Items from a dataset
----

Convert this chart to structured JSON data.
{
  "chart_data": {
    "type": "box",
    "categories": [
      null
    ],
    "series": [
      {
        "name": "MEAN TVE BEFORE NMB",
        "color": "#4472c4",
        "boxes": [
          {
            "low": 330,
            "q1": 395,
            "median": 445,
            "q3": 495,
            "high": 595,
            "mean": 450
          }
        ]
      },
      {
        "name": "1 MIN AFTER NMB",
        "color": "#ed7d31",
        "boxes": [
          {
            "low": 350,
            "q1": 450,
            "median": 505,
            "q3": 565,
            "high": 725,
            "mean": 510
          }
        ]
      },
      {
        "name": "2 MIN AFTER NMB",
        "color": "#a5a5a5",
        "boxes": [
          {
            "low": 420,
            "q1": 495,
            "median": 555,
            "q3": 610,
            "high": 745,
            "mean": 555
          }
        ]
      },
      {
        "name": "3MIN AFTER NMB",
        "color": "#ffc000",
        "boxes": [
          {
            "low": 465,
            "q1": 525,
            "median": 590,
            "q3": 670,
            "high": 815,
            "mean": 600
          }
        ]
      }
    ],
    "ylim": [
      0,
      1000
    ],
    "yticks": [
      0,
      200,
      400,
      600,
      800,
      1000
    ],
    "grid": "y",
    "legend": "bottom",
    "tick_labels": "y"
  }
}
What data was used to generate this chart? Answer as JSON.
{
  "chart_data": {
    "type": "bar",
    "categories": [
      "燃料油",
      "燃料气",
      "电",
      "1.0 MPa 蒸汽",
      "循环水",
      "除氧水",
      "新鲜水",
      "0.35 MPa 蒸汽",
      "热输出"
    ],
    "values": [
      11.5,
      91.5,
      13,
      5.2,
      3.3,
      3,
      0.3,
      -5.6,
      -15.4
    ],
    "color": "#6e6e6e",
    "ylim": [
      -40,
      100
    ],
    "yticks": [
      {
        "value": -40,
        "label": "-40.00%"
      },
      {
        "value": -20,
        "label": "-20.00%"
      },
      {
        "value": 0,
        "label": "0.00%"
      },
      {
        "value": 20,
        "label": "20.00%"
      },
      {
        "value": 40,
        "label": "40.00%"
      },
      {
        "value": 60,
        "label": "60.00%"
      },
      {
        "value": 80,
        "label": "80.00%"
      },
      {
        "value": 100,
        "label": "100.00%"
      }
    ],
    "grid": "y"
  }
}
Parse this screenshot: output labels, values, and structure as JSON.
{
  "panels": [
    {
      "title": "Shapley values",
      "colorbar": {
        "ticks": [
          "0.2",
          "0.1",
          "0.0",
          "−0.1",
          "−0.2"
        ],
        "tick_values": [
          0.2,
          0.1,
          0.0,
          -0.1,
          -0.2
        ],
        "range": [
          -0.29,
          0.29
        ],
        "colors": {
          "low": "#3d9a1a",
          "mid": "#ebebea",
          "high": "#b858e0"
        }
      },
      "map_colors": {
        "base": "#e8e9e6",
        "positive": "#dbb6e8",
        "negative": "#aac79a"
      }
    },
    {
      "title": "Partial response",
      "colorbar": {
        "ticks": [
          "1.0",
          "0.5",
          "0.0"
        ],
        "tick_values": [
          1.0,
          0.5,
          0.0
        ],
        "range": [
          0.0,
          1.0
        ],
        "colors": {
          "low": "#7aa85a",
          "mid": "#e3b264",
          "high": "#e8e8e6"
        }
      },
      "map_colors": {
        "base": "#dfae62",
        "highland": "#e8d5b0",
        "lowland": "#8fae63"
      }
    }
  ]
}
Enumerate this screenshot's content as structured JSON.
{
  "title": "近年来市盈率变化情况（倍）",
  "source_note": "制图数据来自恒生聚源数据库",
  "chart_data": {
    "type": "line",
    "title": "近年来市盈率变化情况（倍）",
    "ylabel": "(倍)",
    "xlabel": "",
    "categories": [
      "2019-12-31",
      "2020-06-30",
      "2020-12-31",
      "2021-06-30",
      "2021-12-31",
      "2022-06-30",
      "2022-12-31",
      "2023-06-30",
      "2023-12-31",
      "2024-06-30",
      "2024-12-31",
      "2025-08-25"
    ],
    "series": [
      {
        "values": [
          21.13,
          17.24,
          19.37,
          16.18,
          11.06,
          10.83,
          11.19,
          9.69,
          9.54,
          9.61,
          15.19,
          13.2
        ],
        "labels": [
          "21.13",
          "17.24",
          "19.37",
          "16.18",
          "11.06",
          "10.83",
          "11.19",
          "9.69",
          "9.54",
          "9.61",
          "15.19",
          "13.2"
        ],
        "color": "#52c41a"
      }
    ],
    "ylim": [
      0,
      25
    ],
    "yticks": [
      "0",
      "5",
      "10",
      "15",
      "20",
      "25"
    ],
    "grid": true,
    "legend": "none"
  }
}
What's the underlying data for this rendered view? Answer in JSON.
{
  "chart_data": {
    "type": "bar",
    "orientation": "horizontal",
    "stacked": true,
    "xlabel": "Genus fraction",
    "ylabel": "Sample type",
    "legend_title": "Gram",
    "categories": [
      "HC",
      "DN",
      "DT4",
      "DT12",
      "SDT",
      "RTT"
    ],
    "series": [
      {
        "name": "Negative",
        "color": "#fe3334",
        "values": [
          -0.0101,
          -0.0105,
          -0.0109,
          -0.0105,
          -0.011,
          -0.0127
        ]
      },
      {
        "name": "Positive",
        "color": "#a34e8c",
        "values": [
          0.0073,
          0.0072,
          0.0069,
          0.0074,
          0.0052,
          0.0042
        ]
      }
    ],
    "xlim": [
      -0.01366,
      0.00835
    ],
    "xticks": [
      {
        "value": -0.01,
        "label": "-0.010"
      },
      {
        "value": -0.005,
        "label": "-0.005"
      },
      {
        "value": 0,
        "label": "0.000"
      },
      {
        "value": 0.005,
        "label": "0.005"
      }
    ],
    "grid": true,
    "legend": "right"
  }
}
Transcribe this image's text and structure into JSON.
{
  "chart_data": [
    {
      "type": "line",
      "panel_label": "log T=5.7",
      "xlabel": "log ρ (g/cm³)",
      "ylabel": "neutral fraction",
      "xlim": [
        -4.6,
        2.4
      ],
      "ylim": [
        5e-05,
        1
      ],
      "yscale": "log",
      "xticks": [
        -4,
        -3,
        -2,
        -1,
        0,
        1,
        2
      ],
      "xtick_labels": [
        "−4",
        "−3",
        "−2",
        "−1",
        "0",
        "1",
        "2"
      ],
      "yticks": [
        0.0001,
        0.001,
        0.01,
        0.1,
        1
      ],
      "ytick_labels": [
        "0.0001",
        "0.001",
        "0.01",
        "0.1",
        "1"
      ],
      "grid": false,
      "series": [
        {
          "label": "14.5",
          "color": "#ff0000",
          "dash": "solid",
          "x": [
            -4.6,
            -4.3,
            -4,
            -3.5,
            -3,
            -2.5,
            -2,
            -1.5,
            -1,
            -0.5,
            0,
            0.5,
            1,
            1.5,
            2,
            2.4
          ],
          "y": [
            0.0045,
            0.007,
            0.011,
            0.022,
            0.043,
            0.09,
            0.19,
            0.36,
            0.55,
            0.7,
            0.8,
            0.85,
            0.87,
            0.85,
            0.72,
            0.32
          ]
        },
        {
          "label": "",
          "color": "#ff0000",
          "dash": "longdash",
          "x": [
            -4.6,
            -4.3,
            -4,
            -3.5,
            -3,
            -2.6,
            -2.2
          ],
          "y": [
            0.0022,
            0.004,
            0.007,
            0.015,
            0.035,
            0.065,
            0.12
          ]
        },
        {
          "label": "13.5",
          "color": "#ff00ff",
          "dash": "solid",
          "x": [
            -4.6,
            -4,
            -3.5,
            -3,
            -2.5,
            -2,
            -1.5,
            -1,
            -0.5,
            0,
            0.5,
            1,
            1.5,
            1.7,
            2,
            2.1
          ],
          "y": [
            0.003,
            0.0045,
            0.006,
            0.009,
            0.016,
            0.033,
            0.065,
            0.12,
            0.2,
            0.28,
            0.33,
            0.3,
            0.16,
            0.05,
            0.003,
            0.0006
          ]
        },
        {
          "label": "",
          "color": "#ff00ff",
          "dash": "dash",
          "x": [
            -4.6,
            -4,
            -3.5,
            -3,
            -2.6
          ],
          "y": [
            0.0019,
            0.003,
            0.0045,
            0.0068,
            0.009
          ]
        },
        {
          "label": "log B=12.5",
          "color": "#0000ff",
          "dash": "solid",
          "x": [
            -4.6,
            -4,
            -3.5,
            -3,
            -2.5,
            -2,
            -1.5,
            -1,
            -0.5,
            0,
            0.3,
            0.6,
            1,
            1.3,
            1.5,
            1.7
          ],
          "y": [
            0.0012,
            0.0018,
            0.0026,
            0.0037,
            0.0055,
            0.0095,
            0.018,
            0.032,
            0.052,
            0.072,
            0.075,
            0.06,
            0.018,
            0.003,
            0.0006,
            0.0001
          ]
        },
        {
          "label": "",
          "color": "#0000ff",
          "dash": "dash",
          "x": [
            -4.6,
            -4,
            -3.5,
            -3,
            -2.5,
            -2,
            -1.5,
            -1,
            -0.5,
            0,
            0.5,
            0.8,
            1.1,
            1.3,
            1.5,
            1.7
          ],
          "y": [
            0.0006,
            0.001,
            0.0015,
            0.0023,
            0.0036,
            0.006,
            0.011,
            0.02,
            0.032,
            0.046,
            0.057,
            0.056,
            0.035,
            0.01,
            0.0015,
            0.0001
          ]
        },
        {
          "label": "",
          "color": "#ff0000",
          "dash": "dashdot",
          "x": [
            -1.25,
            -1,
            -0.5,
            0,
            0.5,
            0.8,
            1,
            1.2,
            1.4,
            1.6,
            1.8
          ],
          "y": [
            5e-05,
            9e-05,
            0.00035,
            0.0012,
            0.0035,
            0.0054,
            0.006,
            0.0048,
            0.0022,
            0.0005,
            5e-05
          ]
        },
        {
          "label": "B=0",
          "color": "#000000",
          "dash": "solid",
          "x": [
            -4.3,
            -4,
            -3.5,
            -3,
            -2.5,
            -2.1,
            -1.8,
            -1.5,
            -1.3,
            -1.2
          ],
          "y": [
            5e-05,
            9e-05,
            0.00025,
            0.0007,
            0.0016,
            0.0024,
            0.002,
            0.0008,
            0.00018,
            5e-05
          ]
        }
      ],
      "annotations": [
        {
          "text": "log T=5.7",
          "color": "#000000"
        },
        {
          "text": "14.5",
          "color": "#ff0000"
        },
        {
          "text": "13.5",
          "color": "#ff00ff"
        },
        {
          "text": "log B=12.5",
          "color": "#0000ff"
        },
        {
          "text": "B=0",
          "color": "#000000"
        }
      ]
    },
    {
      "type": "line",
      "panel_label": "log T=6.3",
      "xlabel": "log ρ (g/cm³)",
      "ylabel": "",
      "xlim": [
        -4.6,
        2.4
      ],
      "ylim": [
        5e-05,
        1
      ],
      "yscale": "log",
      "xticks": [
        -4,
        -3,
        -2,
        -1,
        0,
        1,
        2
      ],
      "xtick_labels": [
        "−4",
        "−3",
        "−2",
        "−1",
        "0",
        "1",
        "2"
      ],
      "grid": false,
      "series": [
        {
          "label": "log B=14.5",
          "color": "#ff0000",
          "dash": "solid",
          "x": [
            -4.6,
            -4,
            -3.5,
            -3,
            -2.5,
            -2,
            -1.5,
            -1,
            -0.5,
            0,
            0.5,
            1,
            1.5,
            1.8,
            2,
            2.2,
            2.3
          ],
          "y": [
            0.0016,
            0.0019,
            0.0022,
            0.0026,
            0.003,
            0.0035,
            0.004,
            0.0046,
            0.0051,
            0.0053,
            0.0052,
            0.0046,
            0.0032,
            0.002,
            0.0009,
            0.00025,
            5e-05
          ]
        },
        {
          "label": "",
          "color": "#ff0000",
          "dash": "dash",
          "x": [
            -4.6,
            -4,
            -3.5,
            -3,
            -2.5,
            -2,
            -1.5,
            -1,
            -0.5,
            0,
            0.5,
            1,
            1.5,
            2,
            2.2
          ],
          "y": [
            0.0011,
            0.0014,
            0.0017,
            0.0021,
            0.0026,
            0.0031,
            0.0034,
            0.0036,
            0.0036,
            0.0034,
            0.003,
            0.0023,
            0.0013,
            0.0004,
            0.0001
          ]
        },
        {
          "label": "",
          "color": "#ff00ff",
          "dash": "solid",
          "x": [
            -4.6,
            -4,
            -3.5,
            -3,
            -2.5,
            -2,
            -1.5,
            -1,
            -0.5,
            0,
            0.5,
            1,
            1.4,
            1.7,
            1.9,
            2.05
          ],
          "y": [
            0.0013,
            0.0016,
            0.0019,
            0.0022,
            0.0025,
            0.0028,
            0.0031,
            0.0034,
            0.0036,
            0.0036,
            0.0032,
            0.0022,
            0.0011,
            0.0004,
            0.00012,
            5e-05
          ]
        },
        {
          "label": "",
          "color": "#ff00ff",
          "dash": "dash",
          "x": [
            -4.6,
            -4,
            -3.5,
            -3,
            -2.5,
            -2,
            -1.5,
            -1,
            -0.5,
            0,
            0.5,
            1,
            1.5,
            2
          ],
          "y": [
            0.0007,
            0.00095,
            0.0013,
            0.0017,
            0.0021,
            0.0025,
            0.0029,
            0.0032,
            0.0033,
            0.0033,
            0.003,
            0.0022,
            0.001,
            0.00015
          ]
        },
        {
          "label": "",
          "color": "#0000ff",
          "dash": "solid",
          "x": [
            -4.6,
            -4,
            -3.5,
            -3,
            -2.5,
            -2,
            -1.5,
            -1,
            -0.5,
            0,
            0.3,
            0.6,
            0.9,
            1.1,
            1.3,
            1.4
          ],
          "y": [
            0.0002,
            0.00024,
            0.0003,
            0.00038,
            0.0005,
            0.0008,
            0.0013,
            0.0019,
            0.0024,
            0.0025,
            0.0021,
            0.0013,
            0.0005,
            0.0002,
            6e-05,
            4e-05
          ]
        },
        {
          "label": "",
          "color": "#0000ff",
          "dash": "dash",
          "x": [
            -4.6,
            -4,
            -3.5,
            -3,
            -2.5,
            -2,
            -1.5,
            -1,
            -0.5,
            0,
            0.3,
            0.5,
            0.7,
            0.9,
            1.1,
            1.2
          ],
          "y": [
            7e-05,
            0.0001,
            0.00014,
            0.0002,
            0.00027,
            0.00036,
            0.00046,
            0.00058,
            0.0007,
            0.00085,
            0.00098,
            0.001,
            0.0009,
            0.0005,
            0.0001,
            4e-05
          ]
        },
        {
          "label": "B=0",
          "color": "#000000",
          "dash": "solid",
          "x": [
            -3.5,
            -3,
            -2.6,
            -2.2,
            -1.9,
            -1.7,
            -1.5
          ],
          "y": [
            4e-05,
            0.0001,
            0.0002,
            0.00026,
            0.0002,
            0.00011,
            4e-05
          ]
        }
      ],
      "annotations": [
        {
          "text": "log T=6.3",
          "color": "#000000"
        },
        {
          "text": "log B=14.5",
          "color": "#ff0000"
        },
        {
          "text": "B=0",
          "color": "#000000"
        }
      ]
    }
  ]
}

----

*WORK TO COMPLETE*:
Show, from the listing above, each line that contains the word "this".

*RESULT BELOW*:
Convert this chart to structured JSON data.
What data was used to generate this chart? Answer as JSON.
Parse this screenshot: output labels, values, and structure as JSON.
Enumerate this screenshot's content as structured JSON.
What's the underlying data for this rendered view? Answer in JSON.
Transcribe this image's text and structure into JSON.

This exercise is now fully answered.